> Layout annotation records
......

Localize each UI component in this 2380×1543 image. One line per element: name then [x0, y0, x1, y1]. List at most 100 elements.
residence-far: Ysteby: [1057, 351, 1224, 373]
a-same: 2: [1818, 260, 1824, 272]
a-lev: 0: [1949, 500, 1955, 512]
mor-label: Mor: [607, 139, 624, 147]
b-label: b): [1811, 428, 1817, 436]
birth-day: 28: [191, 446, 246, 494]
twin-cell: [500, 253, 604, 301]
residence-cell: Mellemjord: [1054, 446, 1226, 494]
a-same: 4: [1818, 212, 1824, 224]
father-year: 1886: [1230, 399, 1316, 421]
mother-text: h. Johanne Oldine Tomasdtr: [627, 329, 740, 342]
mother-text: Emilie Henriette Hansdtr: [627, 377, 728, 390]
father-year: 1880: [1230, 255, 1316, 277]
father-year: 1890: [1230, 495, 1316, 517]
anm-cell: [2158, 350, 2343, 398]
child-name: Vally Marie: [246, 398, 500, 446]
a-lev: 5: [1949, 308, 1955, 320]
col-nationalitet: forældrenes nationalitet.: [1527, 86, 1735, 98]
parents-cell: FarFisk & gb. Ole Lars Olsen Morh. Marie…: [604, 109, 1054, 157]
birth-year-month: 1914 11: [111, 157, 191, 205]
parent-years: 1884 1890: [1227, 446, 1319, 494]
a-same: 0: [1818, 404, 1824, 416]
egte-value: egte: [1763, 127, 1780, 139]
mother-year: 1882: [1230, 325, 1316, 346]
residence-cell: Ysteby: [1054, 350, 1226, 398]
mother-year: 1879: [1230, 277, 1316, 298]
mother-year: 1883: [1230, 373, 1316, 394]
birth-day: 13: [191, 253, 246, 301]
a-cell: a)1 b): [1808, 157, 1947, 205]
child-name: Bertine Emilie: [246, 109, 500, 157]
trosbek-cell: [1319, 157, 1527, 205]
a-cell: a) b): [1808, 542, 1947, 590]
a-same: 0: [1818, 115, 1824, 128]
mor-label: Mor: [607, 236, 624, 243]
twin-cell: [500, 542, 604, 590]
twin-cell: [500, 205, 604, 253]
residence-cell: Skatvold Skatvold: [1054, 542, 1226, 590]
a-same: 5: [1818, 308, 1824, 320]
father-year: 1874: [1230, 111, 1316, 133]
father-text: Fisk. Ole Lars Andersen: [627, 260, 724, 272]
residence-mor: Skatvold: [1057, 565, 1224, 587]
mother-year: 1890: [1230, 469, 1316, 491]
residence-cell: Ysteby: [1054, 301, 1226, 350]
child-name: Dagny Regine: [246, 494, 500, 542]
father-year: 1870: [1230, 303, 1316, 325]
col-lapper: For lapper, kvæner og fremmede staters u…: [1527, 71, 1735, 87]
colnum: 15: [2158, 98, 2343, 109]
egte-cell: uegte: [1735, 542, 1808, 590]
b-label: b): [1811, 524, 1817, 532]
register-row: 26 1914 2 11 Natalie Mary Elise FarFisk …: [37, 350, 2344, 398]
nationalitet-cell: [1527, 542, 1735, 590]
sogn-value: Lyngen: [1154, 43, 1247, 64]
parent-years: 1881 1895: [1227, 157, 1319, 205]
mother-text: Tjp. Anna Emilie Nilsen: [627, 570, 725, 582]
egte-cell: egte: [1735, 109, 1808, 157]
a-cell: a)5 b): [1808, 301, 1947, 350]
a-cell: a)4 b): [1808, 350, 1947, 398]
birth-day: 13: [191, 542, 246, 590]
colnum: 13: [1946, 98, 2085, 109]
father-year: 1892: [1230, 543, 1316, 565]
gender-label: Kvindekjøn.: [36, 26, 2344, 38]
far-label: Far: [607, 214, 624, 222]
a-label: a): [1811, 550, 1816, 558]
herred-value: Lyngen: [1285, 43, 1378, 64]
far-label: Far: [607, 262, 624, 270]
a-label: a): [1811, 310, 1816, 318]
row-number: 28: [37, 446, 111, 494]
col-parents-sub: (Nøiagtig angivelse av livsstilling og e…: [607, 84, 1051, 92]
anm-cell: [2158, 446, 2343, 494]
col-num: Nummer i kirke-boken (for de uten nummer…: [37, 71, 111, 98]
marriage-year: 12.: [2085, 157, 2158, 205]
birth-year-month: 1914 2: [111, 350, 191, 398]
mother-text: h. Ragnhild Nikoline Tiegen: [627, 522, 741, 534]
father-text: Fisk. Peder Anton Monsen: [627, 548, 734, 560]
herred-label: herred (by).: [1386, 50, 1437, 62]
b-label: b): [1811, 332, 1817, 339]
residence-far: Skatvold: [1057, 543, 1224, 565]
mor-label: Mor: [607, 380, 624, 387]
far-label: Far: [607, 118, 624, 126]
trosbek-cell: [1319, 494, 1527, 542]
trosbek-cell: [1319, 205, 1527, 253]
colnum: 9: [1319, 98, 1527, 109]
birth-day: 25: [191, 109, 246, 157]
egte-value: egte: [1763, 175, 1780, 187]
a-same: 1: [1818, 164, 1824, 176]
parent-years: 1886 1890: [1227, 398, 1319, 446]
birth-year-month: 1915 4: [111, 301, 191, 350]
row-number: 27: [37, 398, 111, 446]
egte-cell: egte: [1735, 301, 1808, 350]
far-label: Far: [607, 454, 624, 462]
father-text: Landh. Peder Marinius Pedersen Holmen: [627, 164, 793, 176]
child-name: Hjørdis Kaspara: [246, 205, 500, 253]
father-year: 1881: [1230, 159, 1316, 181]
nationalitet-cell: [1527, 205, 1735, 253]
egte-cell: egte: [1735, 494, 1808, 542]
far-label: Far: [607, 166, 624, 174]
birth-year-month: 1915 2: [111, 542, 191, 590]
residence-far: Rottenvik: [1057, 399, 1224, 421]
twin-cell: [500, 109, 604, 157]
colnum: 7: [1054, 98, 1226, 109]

......

> Exercise instructions
Reproduce all of the data above, substituting "twins-cell" for every occurrence of "twin-cell" and leaving everything else unchanged.

> Complete response
Localize each UI component in this 2380×1543 image. One line per element: name then [x0, y0, x1, y1]. List at most 100 elements.
residence-far: Ysteby: [1057, 351, 1224, 373]
a-same: 2: [1818, 260, 1824, 272]
a-lev: 0: [1949, 500, 1955, 512]
mor-label: Mor: [607, 139, 624, 147]
b-label: b): [1811, 428, 1817, 436]
birth-day: 28: [191, 446, 246, 494]
twins-cell: [500, 253, 604, 301]
residence-cell: Mellemjord: [1054, 446, 1226, 494]
a-same: 4: [1818, 212, 1824, 224]
father-year: 1886: [1230, 399, 1316, 421]
mother-text: h. Johanne Oldine Tomasdtr: [627, 329, 740, 342]
mother-text: Emilie Henriette Hansdtr: [627, 377, 728, 390]
father-year: 1880: [1230, 255, 1316, 277]
father-year: 1890: [1230, 495, 1316, 517]
anm-cell: [2158, 350, 2343, 398]
child-name: Vally Marie: [246, 398, 500, 446]
a-lev: 5: [1949, 308, 1955, 320]
col-nationalitet: forældrenes nationalitet.: [1527, 86, 1735, 98]
parents-cell: FarFisk & gb. Ole Lars Olsen Morh. Marie…: [604, 109, 1054, 157]
birth-year-month: 1914 11: [111, 157, 191, 205]
parent-years: 1884 1890: [1227, 446, 1319, 494]
a-same: 0: [1818, 404, 1824, 416]
egte-value: egte: [1763, 127, 1780, 139]
mother-year: 1882: [1230, 325, 1316, 346]
residence-cell: Ysteby: [1054, 350, 1226, 398]
mother-year: 1879: [1230, 277, 1316, 298]
mother-year: 1883: [1230, 373, 1316, 394]
birth-day: 13: [191, 253, 246, 301]
a-cell: a)1 b): [1808, 157, 1947, 205]
child-name: Bertine Emilie: [246, 109, 500, 157]
trosbek-cell: [1319, 157, 1527, 205]
a-cell: a) b): [1808, 542, 1947, 590]
a-same: 0: [1818, 115, 1824, 128]
mor-label: Mor: [607, 236, 624, 243]
twins-cell: [500, 542, 604, 590]
twins-cell: [500, 205, 604, 253]
residence-cell: Skatvold Skatvold: [1054, 542, 1226, 590]
a-same: 5: [1818, 308, 1824, 320]
father-year: 1874: [1230, 111, 1316, 133]
father-text: Fisk. Ole Lars Andersen: [627, 260, 724, 272]
residence-mor: Skatvold: [1057, 565, 1224, 587]
mother-year: 1890: [1230, 469, 1316, 491]
residence-cell: Ysteby: [1054, 301, 1226, 350]
child-name: Dagny Regine: [246, 494, 500, 542]
father-year: 1870: [1230, 303, 1316, 325]
col-lapper: For lapper, kvæner og fremmede staters u…: [1527, 71, 1735, 87]
colnum: 15: [2158, 98, 2343, 109]
egte-cell: uegte: [1735, 542, 1808, 590]
b-label: b): [1811, 524, 1817, 532]
register-row: 26 1914 2 11 Natalie Mary Elise FarFisk …: [37, 350, 2344, 398]
nationalitet-cell: [1527, 542, 1735, 590]
sogn-value: Lyngen: [1154, 43, 1247, 64]
parent-years: 1881 1895: [1227, 157, 1319, 205]
mother-text: Tjp. Anna Emilie Nilsen: [627, 570, 725, 582]
egte-cell: egte: [1735, 109, 1808, 157]
a-cell: a)5 b): [1808, 301, 1947, 350]
a-cell: a)4 b): [1808, 350, 1947, 398]
birth-day: 13: [191, 542, 246, 590]
colnum: 13: [1946, 98, 2085, 109]
father-year: 1892: [1230, 543, 1316, 565]
gender-label: Kvindekjøn.: [36, 26, 2344, 38]
far-label: Far: [607, 214, 624, 222]
a-label: a): [1811, 550, 1816, 558]
herred-value: Lyngen: [1285, 43, 1378, 64]
far-label: Far: [607, 262, 624, 270]
a-label: a): [1811, 310, 1816, 318]
row-number: 28: [37, 446, 111, 494]
col-parents-sub: (Nøiagtig angivelse av livsstilling og e…: [607, 84, 1051, 92]
anm-cell: [2158, 446, 2343, 494]
col-num: Nummer i kirke-boken (for de uten nummer…: [37, 71, 111, 98]
marriage-year: 12.: [2085, 157, 2158, 205]
birth-year-month: 1914 2: [111, 350, 191, 398]
mother-text: h. Ragnhild Nikoline Tiegen: [627, 522, 741, 534]
father-text: Fisk. Peder Anton Monsen: [627, 548, 734, 560]
herred-label: herred (by).: [1386, 50, 1437, 62]
b-label: b): [1811, 332, 1817, 339]
residence-far: Skatvold: [1057, 543, 1224, 565]
mor-label: Mor: [607, 380, 624, 387]
far-label: Far: [607, 118, 624, 126]
trosbek-cell: [1319, 494, 1527, 542]
trosbek-cell: [1319, 205, 1527, 253]
colnum: 9: [1319, 98, 1527, 109]
birth-day: 25: [191, 109, 246, 157]
egte-value: egte: [1763, 175, 1780, 187]
a-same: 1: [1818, 164, 1824, 176]
parent-years: 1886 1890: [1227, 398, 1319, 446]
birth-year-month: 1915 4: [111, 301, 191, 350]
row-number: 27: [37, 398, 111, 446]
egte-cell: egte: [1735, 301, 1808, 350]
far-label: Far: [607, 454, 624, 462]
father-text: Landh. Peder Marinius Pedersen Holmen: [627, 164, 793, 176]
child-name: Hjørdis Kaspara: [246, 205, 500, 253]
father-year: 1881: [1230, 159, 1316, 181]
nationalitet-cell: [1527, 205, 1735, 253]
egte-cell: egte: [1735, 494, 1808, 542]
far-label: Far: [607, 166, 624, 174]
birth-year-month: 1915 2: [111, 542, 191, 590]
residence-far: Rottenvik: [1057, 399, 1224, 421]
twins-cell: [500, 109, 604, 157]
colnum: 7: [1054, 98, 1226, 109]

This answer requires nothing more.